=== EXERCISE INSTRUCTIONS ===
Which lines in the records below contain the word "title"? Copy each of them.

=== RAW DATA ===
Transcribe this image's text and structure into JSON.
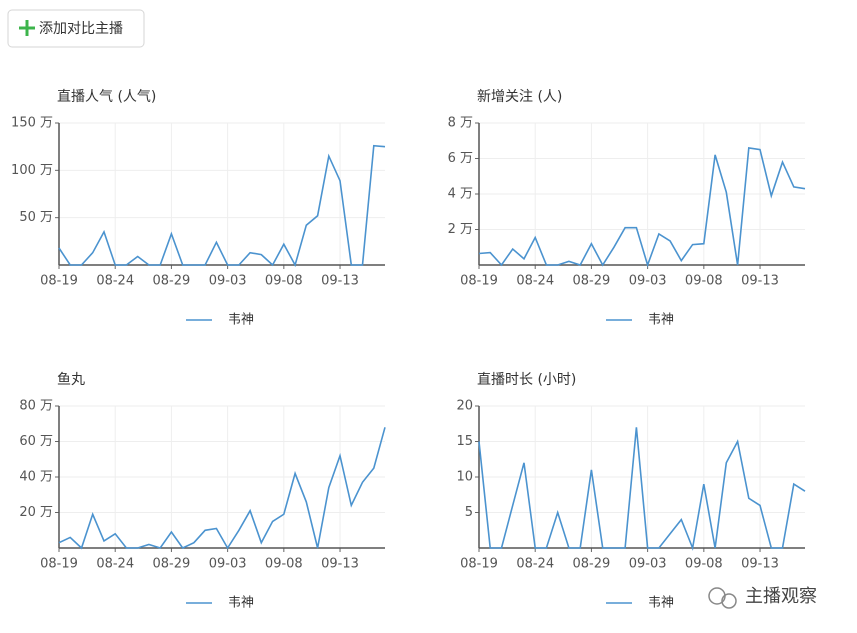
{
  "button_label": "添加对比主播",
  "watermark": "主播观察",
  "chart_data": [
    {
      "type": "line",
      "title": "直播人气 (人气)",
      "categories": [
        "08-19",
        null,
        null,
        null,
        null,
        "08-24",
        null,
        null,
        null,
        null,
        "08-29",
        null,
        null,
        null,
        null,
        "09-03",
        null,
        null,
        null,
        null,
        "09-08",
        null,
        null,
        null,
        null,
        "09-13",
        null,
        null,
        null,
        null
      ],
      "series": [
        {
          "name": "韦神",
          "color": "#4b93cf",
          "values": [
            18,
            0,
            0,
            13,
            35,
            0,
            0,
            9,
            0,
            0,
            33,
            0,
            0,
            0,
            24,
            0,
            0,
            13,
            11,
            0,
            22,
            0,
            42,
            52,
            115,
            89,
            0,
            0,
            126,
            125
          ]
        }
      ],
      "ylim": [
        0,
        150
      ],
      "yticks": [
        {
          "value": 50,
          "label": "50 万"
        },
        {
          "value": 100,
          "label": "100 万"
        },
        {
          "value": 150,
          "label": "150 万"
        }
      ],
      "grid": true,
      "legend": "bottom"
    },
    {
      "type": "line",
      "title": "新增关注 (人)",
      "categories": [
        "08-19",
        null,
        null,
        null,
        null,
        "08-24",
        null,
        null,
        null,
        null,
        "08-29",
        null,
        null,
        null,
        null,
        "09-03",
        null,
        null,
        null,
        null,
        "09-08",
        null,
        null,
        null,
        null,
        "09-13",
        null,
        null,
        null,
        null
      ],
      "series": [
        {
          "name": "韦神",
          "color": "#4b93cf",
          "values": [
            0.65,
            0.7,
            0,
            0.9,
            0.35,
            1.55,
            0,
            0,
            0.2,
            0,
            1.2,
            0,
            1.0,
            2.1,
            2.1,
            0,
            1.75,
            1.35,
            0.25,
            1.15,
            1.2,
            6.2,
            4.1,
            0,
            6.6,
            6.5,
            3.9,
            5.8,
            4.4,
            4.3
          ]
        }
      ],
      "ylim": [
        0,
        8
      ],
      "yticks": [
        {
          "value": 2,
          "label": "2 万"
        },
        {
          "value": 4,
          "label": "4 万"
        },
        {
          "value": 6,
          "label": "6 万"
        },
        {
          "value": 8,
          "label": "8 万"
        }
      ],
      "grid": true,
      "legend": "bottom"
    },
    {
      "type": "line",
      "title": "鱼丸",
      "categories": [
        "08-19",
        null,
        null,
        null,
        null,
        "08-24",
        null,
        null,
        null,
        null,
        "08-29",
        null,
        null,
        null,
        null,
        "09-03",
        null,
        null,
        null,
        null,
        "09-08",
        null,
        null,
        null,
        null,
        "09-13",
        null,
        null,
        null,
        null
      ],
      "series": [
        {
          "name": "韦神",
          "color": "#4b93cf",
          "values": [
            3,
            6,
            0,
            19,
            4,
            8,
            0,
            0,
            2,
            0,
            9,
            0,
            3,
            10,
            11,
            0,
            10,
            21,
            3,
            15,
            19,
            42,
            26,
            0,
            34,
            52,
            24,
            37,
            45,
            68
          ]
        }
      ],
      "ylim": [
        0,
        80
      ],
      "yticks": [
        {
          "value": 20,
          "label": "20 万"
        },
        {
          "value": 40,
          "label": "40 万"
        },
        {
          "value": 60,
          "label": "60 万"
        },
        {
          "value": 80,
          "label": "80 万"
        }
      ],
      "grid": true,
      "legend": "bottom"
    },
    {
      "type": "line",
      "title": "直播时长 (小时)",
      "categories": [
        "08-19",
        null,
        null,
        null,
        null,
        "08-24",
        null,
        null,
        null,
        null,
        "08-29",
        null,
        null,
        null,
        null,
        "09-03",
        null,
        null,
        null,
        null,
        "09-08",
        null,
        null,
        null,
        null,
        "09-13",
        null,
        null,
        null,
        null
      ],
      "series": [
        {
          "name": "韦神",
          "color": "#4b93cf",
          "values": [
            15,
            0,
            0,
            6,
            12,
            0,
            0,
            5,
            0,
            0,
            11,
            0,
            0,
            0,
            17,
            0,
            0,
            2,
            4,
            0,
            9,
            0,
            12,
            15,
            7,
            6,
            0,
            0,
            9,
            8
          ]
        }
      ],
      "ylim": [
        0,
        20
      ],
      "yticks": [
        5,
        10,
        15,
        20
      ],
      "grid": true,
      "legend": "bottom"
    }
  ]
}
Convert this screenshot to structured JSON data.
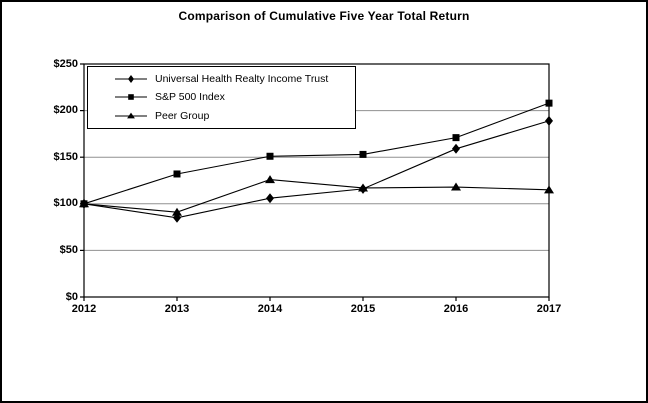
{
  "window": {
    "background": "#ffffff",
    "border_color": "#000000"
  },
  "chart_data": {
    "type": "line",
    "title": "Comparison of Cumulative Five Year Total Return",
    "categories": [
      "2012",
      "2013",
      "2014",
      "2015",
      "2016",
      "2017"
    ],
    "series": [
      {
        "name": "Universal Health Realty Income Trust",
        "marker": "diamond",
        "color": "#000000",
        "values": [
          100,
          85,
          106,
          116,
          159,
          189
        ]
      },
      {
        "name": "S&P 500 Index",
        "marker": "square",
        "color": "#000000",
        "values": [
          100,
          132,
          151,
          153,
          171,
          208
        ]
      },
      {
        "name": "Peer Group",
        "marker": "triangle",
        "color": "#000000",
        "values": [
          100,
          91,
          126,
          117,
          118,
          115
        ]
      }
    ],
    "xlabel": "",
    "ylabel": "",
    "ylim": [
      0,
      250
    ],
    "ytick_interval": 50,
    "yticks": [
      {
        "value": 0,
        "label": "$0"
      },
      {
        "value": 50,
        "label": "$50"
      },
      {
        "value": 100,
        "label": "$100"
      },
      {
        "value": 150,
        "label": "$150"
      },
      {
        "value": 200,
        "label": "$200"
      },
      {
        "value": 250,
        "label": "$250"
      }
    ],
    "grid": true,
    "gridline_color": "#909090",
    "axis_color": "#000000",
    "legend_position": "top-left"
  }
}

=== TASK RESULT ===
      "title": "直播人气 (人气)",
      "title": "新增关注 (人)",
      "title": "鱼丸",
      "title": "直播时长 (小时)",
    "title": "Comparison of Cumulative Five Year Total Return",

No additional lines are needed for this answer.